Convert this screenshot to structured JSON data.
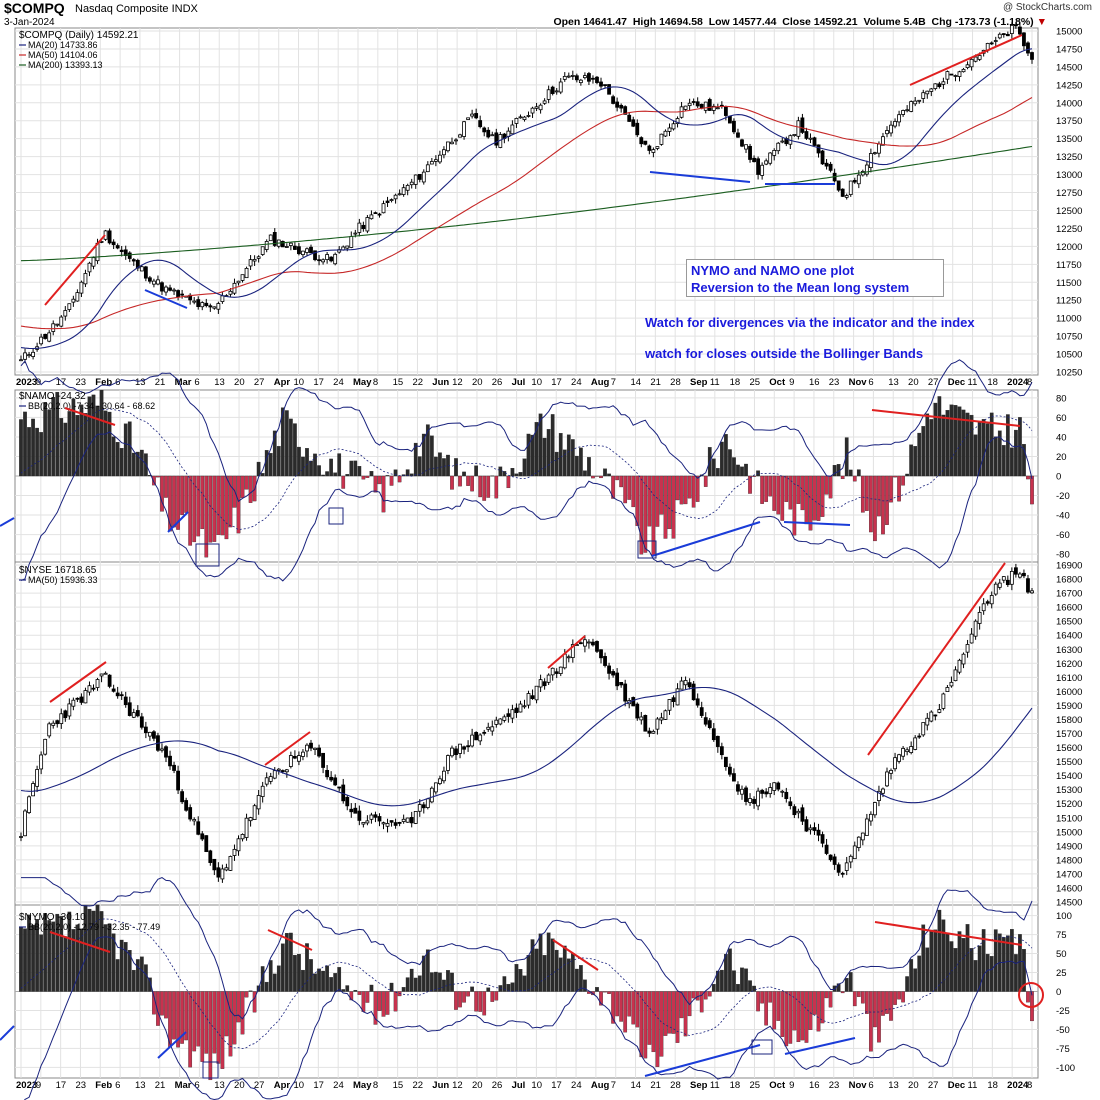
{
  "header": {
    "symbol": "$COMPQ",
    "description": "Nasdaq Composite INDX",
    "date": "3-Jan-2024",
    "watermark": "@ StockCharts.com",
    "ohlc": {
      "open": "Open 14641.47",
      "high": "High 14694.58",
      "low": "Low 14577.44",
      "close": "Close 14592.21",
      "volume": "Volume 5.4B",
      "change": "Chg -173.73 (-1.18%)"
    }
  },
  "annotations": {
    "note_line1": "NYMO and NAMO one plot",
    "note_line2": "Reversion to the Mean long system",
    "text1": "Watch for divergences via the indicator and the index",
    "text2": "watch for closes outside the Bollinger Bands"
  },
  "colors": {
    "up": "#000000",
    "pos_hist": "#2b2b2b",
    "neg_hist": "#c8324e",
    "ma_blue": "#1a237e",
    "ma_red": "#c62828",
    "ma_green": "#1b5e20",
    "ann_red": "#e02020",
    "ann_blue": "#1a3cd8",
    "grid": "#e2e2e2"
  },
  "chart_data": [
    {
      "type": "candlestick",
      "title": "$COMPQ (Daily) 14592.21",
      "legend": [
        "$COMPQ (Daily) 14592.21",
        "MA(20) 14733.86",
        "MA(50) 14104.06",
        "MA(200) 13393.13"
      ],
      "ylim": [
        10250,
        15000
      ],
      "yticks": [
        10250,
        10500,
        10750,
        11000,
        11250,
        11500,
        11750,
        12000,
        12250,
        12500,
        12750,
        13000,
        13250,
        13500,
        13750,
        14000,
        14250,
        14500,
        14750,
        15000
      ],
      "x_keypoints": [
        [
          "2023-01-03",
          10400
        ],
        [
          "2023-01-20",
          11100
        ],
        [
          "2023-02-02",
          12200
        ],
        [
          "2023-02-10",
          11850
        ],
        [
          "2023-02-24",
          11400
        ],
        [
          "2023-03-13",
          11100
        ],
        [
          "2023-04-03",
          12100
        ],
        [
          "2023-04-25",
          11800
        ],
        [
          "2023-05-05",
          12250
        ],
        [
          "2023-05-26",
          12950
        ],
        [
          "2023-06-15",
          13800
        ],
        [
          "2023-06-23",
          13450
        ],
        [
          "2023-07-19",
          14350
        ],
        [
          "2023-07-31",
          14300
        ],
        [
          "2023-08-18",
          13300
        ],
        [
          "2023-08-31",
          14000
        ],
        [
          "2023-09-14",
          13900
        ],
        [
          "2023-09-26",
          13050
        ],
        [
          "2023-10-11",
          13700
        ],
        [
          "2023-10-27",
          12700
        ],
        [
          "2023-11-14",
          13750
        ],
        [
          "2023-12-01",
          14300
        ],
        [
          "2023-12-28",
          15050
        ],
        [
          "2024-01-03",
          14592
        ]
      ],
      "series_summary": {
        "MA20_last": 14733.86,
        "MA50_last": 14104.06,
        "MA200_last": 13393.13
      }
    },
    {
      "type": "bar",
      "title": "$NAMO -24.32",
      "legend": [
        "$NAMO -24.32",
        "BB(20,2.0) -7.34 - 30.64 - 68.62"
      ],
      "ylim": [
        -85,
        85
      ],
      "yticks": [
        -80,
        -60,
        -40,
        -20,
        0,
        20,
        40,
        60,
        80
      ]
    },
    {
      "type": "candlestick",
      "title": "$NYSE 16718.65",
      "legend": [
        "$NYSE 16718.65",
        "MA(50) 15936.33"
      ],
      "ylim": [
        14500,
        16900
      ],
      "yticks": [
        14500,
        14600,
        14700,
        14800,
        14900,
        15000,
        15100,
        15200,
        15300,
        15400,
        15500,
        15600,
        15700,
        15800,
        15900,
        16000,
        16100,
        16200,
        16300,
        16400,
        16500,
        16600,
        16700,
        16800,
        16900
      ],
      "x_keypoints": [
        [
          "2023-01-03",
          15000
        ],
        [
          "2023-01-13",
          15750
        ],
        [
          "2023-02-02",
          16100
        ],
        [
          "2023-02-24",
          15550
        ],
        [
          "2023-03-15",
          14650
        ],
        [
          "2023-04-03",
          15400
        ],
        [
          "2023-04-18",
          15600
        ],
        [
          "2023-05-04",
          15100
        ],
        [
          "2023-05-24",
          15050
        ],
        [
          "2023-06-07",
          15550
        ],
        [
          "2023-07-03",
          15900
        ],
        [
          "2023-07-26",
          16400
        ],
        [
          "2023-08-18",
          15700
        ],
        [
          "2023-08-31",
          16100
        ],
        [
          "2023-09-22",
          15200
        ],
        [
          "2023-10-02",
          15350
        ],
        [
          "2023-10-27",
          14700
        ],
        [
          "2023-11-14",
          15500
        ],
        [
          "2023-12-01",
          15900
        ],
        [
          "2023-12-19",
          16700
        ],
        [
          "2023-12-28",
          16850
        ],
        [
          "2024-01-03",
          16718
        ]
      ]
    },
    {
      "type": "bar",
      "title": "$NYMO -30.10",
      "legend": [
        "$NYMO -30.10",
        "BB(20,2.0) -12.79 - 32.35 - 77.49"
      ],
      "ylim": [
        -110,
        110
      ],
      "yticks": [
        -100,
        -75,
        -50,
        -25,
        0,
        25,
        50,
        75,
        100
      ]
    }
  ],
  "x_axis_labels": [
    "2023",
    "9",
    "17",
    "23",
    "Feb",
    "6",
    "13",
    "21",
    "Mar",
    "6",
    "13",
    "20",
    "27",
    "Apr",
    "10",
    "17",
    "24",
    "May",
    "8",
    "15",
    "22",
    "Jun",
    "12",
    "20",
    "26",
    "Jul",
    "10",
    "17",
    "24",
    "Aug",
    "7",
    "14",
    "21",
    "28",
    "Sep",
    "11",
    "18",
    "25",
    "Oct",
    "9",
    "16",
    "23",
    "Nov",
    "6",
    "13",
    "20",
    "27",
    "Dec",
    "11",
    "18",
    "2024",
    "8"
  ]
}
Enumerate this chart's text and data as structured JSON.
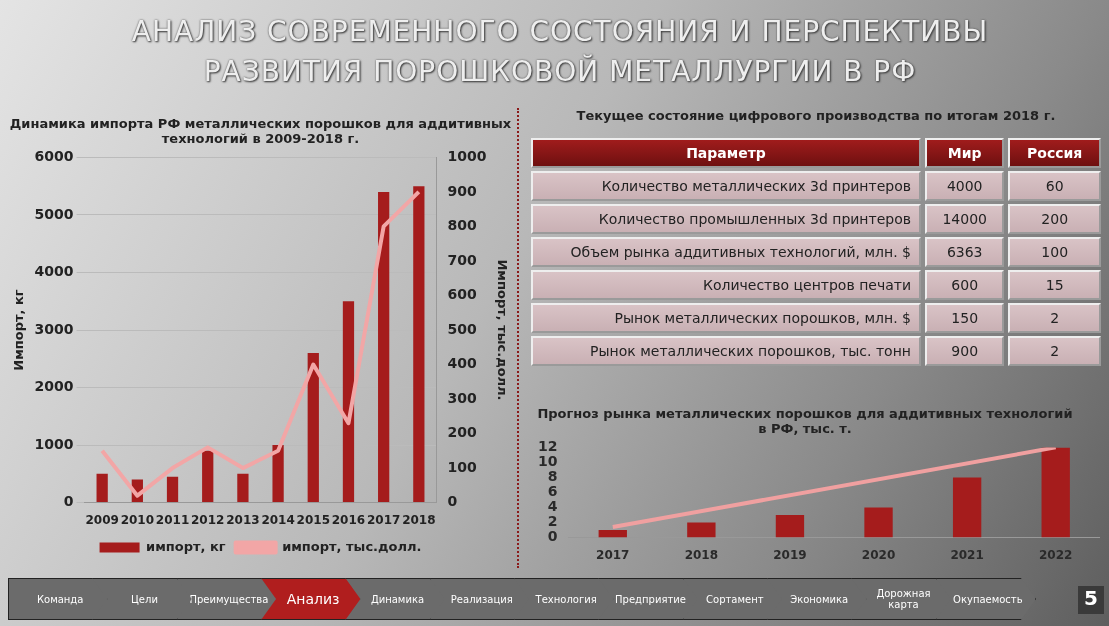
{
  "chart_data": [
    {
      "type": "other",
      "title": "АНАЛИЗ СОВРЕМЕННОГО СОСТОЯНИЯ И ПЕРСПЕКТИВЫ РАЗВИТИЯ ПОРОШКОВОЙ МЕТАЛЛУРГИИ В РФ",
      "annotations": [
        "Команда",
        "Цели",
        "Преимущества",
        "Анализ",
        "Динамика",
        "Реализация",
        "Технология",
        "Предприятие",
        "Сортамент",
        "Экономика",
        "Дорожная карта",
        "Окупаемость",
        "5"
      ],
      "colors": [
        "#6b6b6b",
        "#6b6b6b",
        "#6b6b6b",
        "#b01e1e",
        "#6b6b6b",
        "#6b6b6b",
        "#6b6b6b",
        "#6b6b6b",
        "#6b6b6b",
        "#6b6b6b",
        "#6b6b6b",
        "#6b6b6b",
        "#3a3a3a"
      ]
    },
    {
      "type": "bar",
      "title": "Динамика импорта РФ металлических порошков для аддитивных технологий в 2009-2018 г.",
      "ylabel": "Импорт, кг",
      "y2label": "Импорт, тыс.долл.",
      "categories": [
        "2009",
        "2010",
        "2011",
        "2012",
        "2013",
        "2014",
        "2015",
        "2016",
        "2017",
        "2018"
      ],
      "series": [
        {
          "name": "импорт, кг",
          "type": "bar",
          "color": "#a51c1c",
          "values": [
            500,
            400,
            450,
            900,
            500,
            1000,
            2600,
            3500,
            5400,
            5500
          ]
        },
        {
          "name": "импорт, тыс.долл.",
          "type": "line",
          "axis": "y2",
          "color": "#f2a6a6",
          "values": [
            150,
            20,
            100,
            160,
            100,
            150,
            400,
            230,
            800,
            900
          ]
        }
      ],
      "ylim": [
        0,
        6000
      ],
      "yticks": [
        0,
        1000,
        2000,
        3000,
        4000,
        5000,
        6000
      ],
      "y2lim": [
        0,
        1000
      ],
      "y2ticks": [
        0,
        100,
        200,
        300,
        400,
        500,
        600,
        700,
        800,
        900,
        1000
      ],
      "grid": "y",
      "legend": "bottom"
    },
    {
      "type": "other",
      "title": "Текущее состояние цифрового производства по итогам 2018 г.",
      "annotations": [
        "Параметр"
      ],
      "data_labels": true,
      "categories": [
        "Количество металлических 3d принтеров",
        "Количество промышленных 3d принтеров",
        "Объем рынка аддитивных  технологий, млн. $",
        "Количество центров печати",
        "Рынок металлических порошков, млн. $",
        "Рынок металлических порошков, тыс. тонн"
      ],
      "series": [
        {
          "name": "Мир",
          "values": [
            4000,
            14000,
            6363,
            600,
            150,
            900
          ]
        },
        {
          "name": "Россия",
          "values": [
            60,
            200,
            100,
            15,
            2,
            2
          ]
        }
      ]
    },
    {
      "type": "bar",
      "title": "Прогноз рынка металлических порошков для аддитивных технологий в РФ, тыс. т.",
      "categories": [
        "2017",
        "2018",
        "2019",
        "2020",
        "2021",
        "2022"
      ],
      "series": [
        {
          "type": "bar",
          "color": "#a51c1c",
          "values": [
            1,
            2,
            3,
            4,
            8,
            12
          ]
        },
        {
          "type": "line",
          "color": "#f0a0a0",
          "values": [
            1.4,
            null,
            null,
            null,
            null,
            12
          ]
        }
      ],
      "ylim": [
        0,
        12
      ],
      "yticks": [
        0,
        2,
        4,
        6,
        8,
        10,
        12
      ]
    }
  ]
}
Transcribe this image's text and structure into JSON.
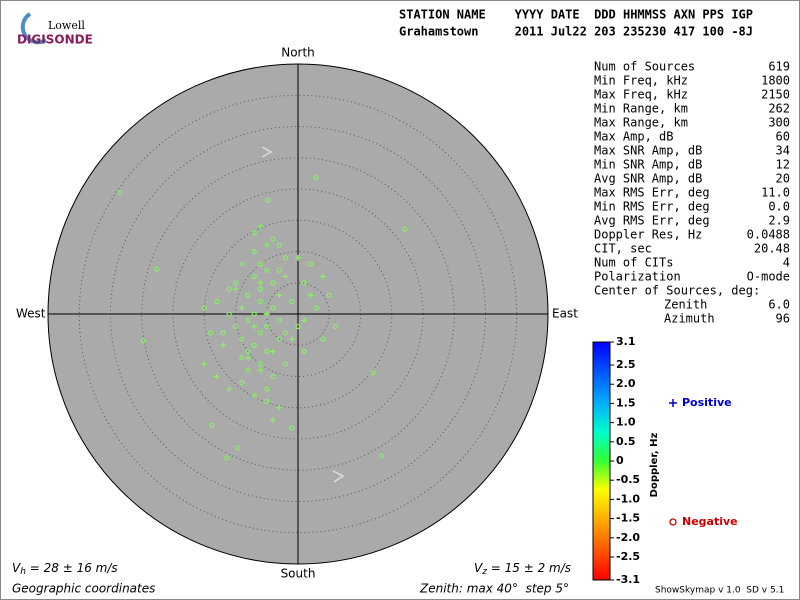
{
  "logo": {
    "top": "Lowell",
    "bottom": "DIGISONDE"
  },
  "header": {
    "row1": "STATION NAME    YYYY DATE  DDD HHMMSS AXN PPS IGP",
    "row2": "Grahamstown     2011 Jul22 203 235230 417 100 -8J"
  },
  "stats": [
    {
      "label": "Num of Sources",
      "value": "619"
    },
    {
      "label": "Min Freq, kHz",
      "value": "1800"
    },
    {
      "label": "Max Freq, kHz",
      "value": "2150"
    },
    {
      "label": "Min Range, km",
      "value": "262"
    },
    {
      "label": "Max Range, km",
      "value": "300"
    },
    {
      "label": "Max Amp, dB",
      "value": "60"
    },
    {
      "label": "Max SNR Amp, dB",
      "value": "34"
    },
    {
      "label": "Min SNR Amp, dB",
      "value": "12"
    },
    {
      "label": "Avg SNR Amp, dB",
      "value": "20"
    },
    {
      "label": "Max RMS Err, deg",
      "value": "11.0"
    },
    {
      "label": "Min RMS Err, deg",
      "value": "0.0"
    },
    {
      "label": "Avg RMS Err, deg",
      "value": "2.9"
    },
    {
      "label": "Doppler Res, Hz",
      "value": "0.0488"
    },
    {
      "label": "CIT, sec",
      "value": "20.48"
    },
    {
      "label": "Num of CITs",
      "value": "4"
    },
    {
      "label": "Polarization",
      "value": "O-mode"
    }
  ],
  "center": {
    "title": "Center of Sources, deg:",
    "rows": [
      {
        "label": "Zenith",
        "value": "6.0"
      },
      {
        "label": "Azimuth",
        "value": "96"
      }
    ]
  },
  "footer": {
    "vh": "V",
    "vh_sub": "h",
    "vh_rest": " = 28 ± 16 m/s",
    "vz": "V",
    "vz_sub": "z",
    "vz_rest": " = 15 ± 2 m/s",
    "coords": "Geographic coordinates",
    "zenith": "Zenith: max 40°  step 5°",
    "version": "ShowSkymap v 1.0  SD v 5.1"
  },
  "chart_data": {
    "type": "skymap",
    "directions": {
      "north": "North",
      "south": "South",
      "east": "East",
      "west": "West"
    },
    "xlim": [
      -40,
      40
    ],
    "ylim": [
      -40,
      40
    ],
    "rticks": [
      5,
      10,
      15,
      20,
      25,
      30,
      35,
      40
    ],
    "grid": true,
    "series": [
      {
        "name": "Positive",
        "color": "#88ee66",
        "label_color": "#0000cc",
        "marker": "plus",
        "x": [
          -5,
          -7,
          -3,
          -9,
          -1,
          -6,
          -4,
          -12,
          -2,
          2,
          -8,
          -10,
          0,
          -6,
          -13,
          4,
          -5,
          -7,
          -3,
          -11,
          -15,
          -9,
          -4,
          1,
          -6
        ],
        "y": [
          0,
          -2,
          3,
          1,
          -4,
          5,
          -6,
          -5,
          6,
          3,
          -7,
          4,
          9,
          -9,
          -10,
          6,
          11,
          -13,
          -15,
          -12,
          -8,
          8,
          -17,
          -1,
          14
        ]
      },
      {
        "name": "Negative",
        "color": "#88ee66",
        "label_color": "#cc0000",
        "marker": "circle",
        "x": [
          -8,
          -6,
          -5,
          -7,
          -9,
          -4,
          -3,
          -6,
          -10,
          -7,
          -5,
          -8,
          -2,
          -6,
          -4,
          -9,
          -11,
          -7,
          -5,
          -3,
          -1,
          0,
          1,
          2,
          -12,
          -13,
          -6,
          -8,
          -4,
          -2,
          3,
          4,
          5,
          -7,
          -9,
          -5,
          -3,
          -10,
          -6,
          -8,
          -14,
          -15,
          -4,
          1,
          6,
          -2,
          -7,
          -5,
          -11,
          -3,
          -28.5,
          2.9,
          17.1,
          13.4,
          -13.8,
          -9.6,
          -24.8,
          -4.8,
          -22.6,
          12,
          -1,
          -11.4
        ],
        "y": [
          -1,
          -3,
          -2,
          0,
          -4,
          1,
          -1,
          2,
          -2,
          -5,
          -6,
          3,
          -3,
          4,
          5,
          -7,
          0,
          6,
          7,
          -4,
          2,
          -2,
          5,
          8,
          -3,
          2,
          -8,
          -9,
          -10,
          9,
          1,
          -4,
          3,
          10,
          -11,
          -12,
          11,
          5,
          8,
          -6,
          -3,
          1,
          12,
          -6,
          -2,
          -8,
          13,
          -14,
          4,
          7,
          19.4,
          21.8,
          13.6,
          -22.7,
          -17.8,
          -21.4,
          -4.3,
          18.2,
          7.2,
          -9.4,
          -18.2,
          -23
        ]
      }
    ],
    "colorbar": {
      "label": "Doppler, Hz",
      "clim": [
        -3.1,
        3.1
      ],
      "cticks": [
        3.1,
        2.5,
        {
          "value": 2,
          "label": "2.0"
        },
        1.5,
        {
          "value": 1,
          "label": "1.0"
        },
        0.5,
        0,
        -0.5,
        {
          "value": -1,
          "label": "-1.0"
        },
        -1.5,
        {
          "value": -2,
          "label": "-2.0"
        },
        -2.5,
        -3.1
      ]
    }
  }
}
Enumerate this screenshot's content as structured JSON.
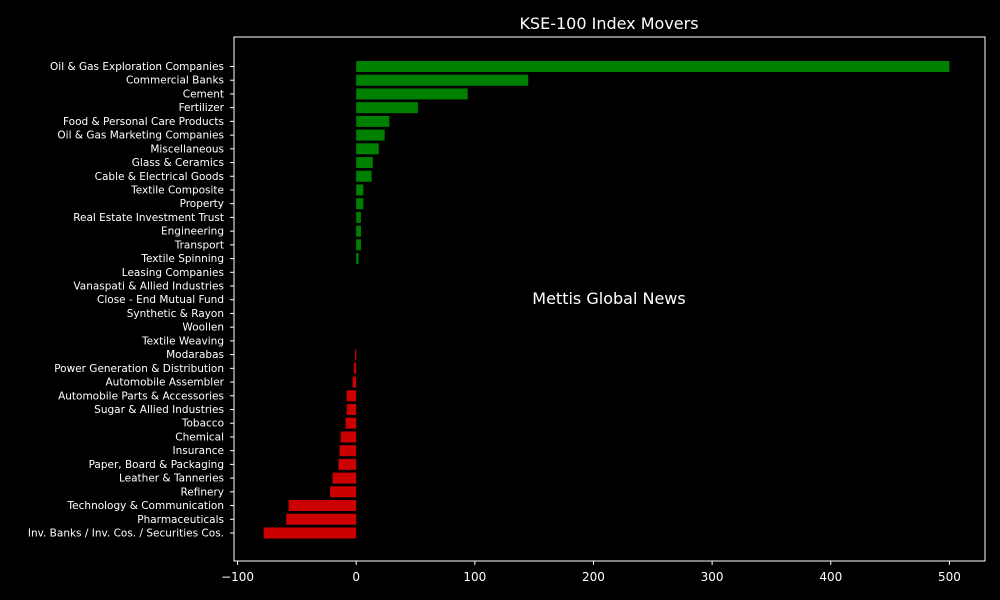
{
  "chart_data": {
    "type": "bar",
    "orientation": "horizontal",
    "title": "KSE-100 Index Movers",
    "watermark": "Mettis Global News",
    "colors": {
      "positive": "#008000",
      "negative": "#cc0000",
      "background": "#000000",
      "text": "#ffffff",
      "watermark": "#d2691e"
    },
    "xlim": [
      -103,
      530
    ],
    "xticks": [
      -100,
      0,
      100,
      200,
      300,
      400,
      500
    ],
    "xtick_labels": [
      "−100",
      "0",
      "100",
      "200",
      "300",
      "400",
      "500"
    ],
    "grid": false,
    "categories": [
      "Oil & Gas Exploration Companies",
      "Commercial Banks",
      "Cement",
      "Fertilizer",
      "Food & Personal Care Products",
      "Oil & Gas Marketing Companies",
      "Miscellaneous",
      "Glass & Ceramics",
      "Cable & Electrical Goods",
      "Textile Composite",
      "Property",
      "Real Estate Investment Trust",
      "Engineering",
      "Transport",
      "Textile Spinning",
      "Leasing Companies",
      "Vanaspati & Allied Industries",
      "Close - End Mutual Fund",
      "Synthetic & Rayon",
      "Woollen",
      "Textile Weaving",
      "Modarabas",
      "Power Generation & Distribution",
      "Automobile Assembler",
      "Automobile Parts & Accessories",
      "Sugar & Allied Industries",
      "Tobacco",
      "Chemical",
      "Insurance",
      "Paper, Board & Packaging",
      "Leather & Tanneries",
      "Refinery",
      "Technology & Communication",
      "Pharmaceuticals",
      "Inv. Banks / Inv. Cos. / Securities Cos."
    ],
    "values": [
      500,
      145,
      94,
      52,
      28,
      24,
      19,
      14,
      13,
      6,
      6,
      4,
      4,
      4,
      2,
      0,
      0,
      0,
      0,
      0,
      0,
      -1,
      -2,
      -3,
      -8,
      -8,
      -9,
      -13,
      -14,
      -15,
      -20,
      -22,
      -57,
      -59,
      -78
    ]
  }
}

• **Exercise details**
Copy out every line in the entries above that holds "технологий".

• **Task solution**
      "title": "Динамика импорта РФ металлических порошков для аддитивных технологий в 2009-2018 г.",
        "Объем рынка аддитивных  технологий, млн. $",
      "title": "Прогноз рынка металлических порошков для аддитивных технологий в РФ, тыс. т.",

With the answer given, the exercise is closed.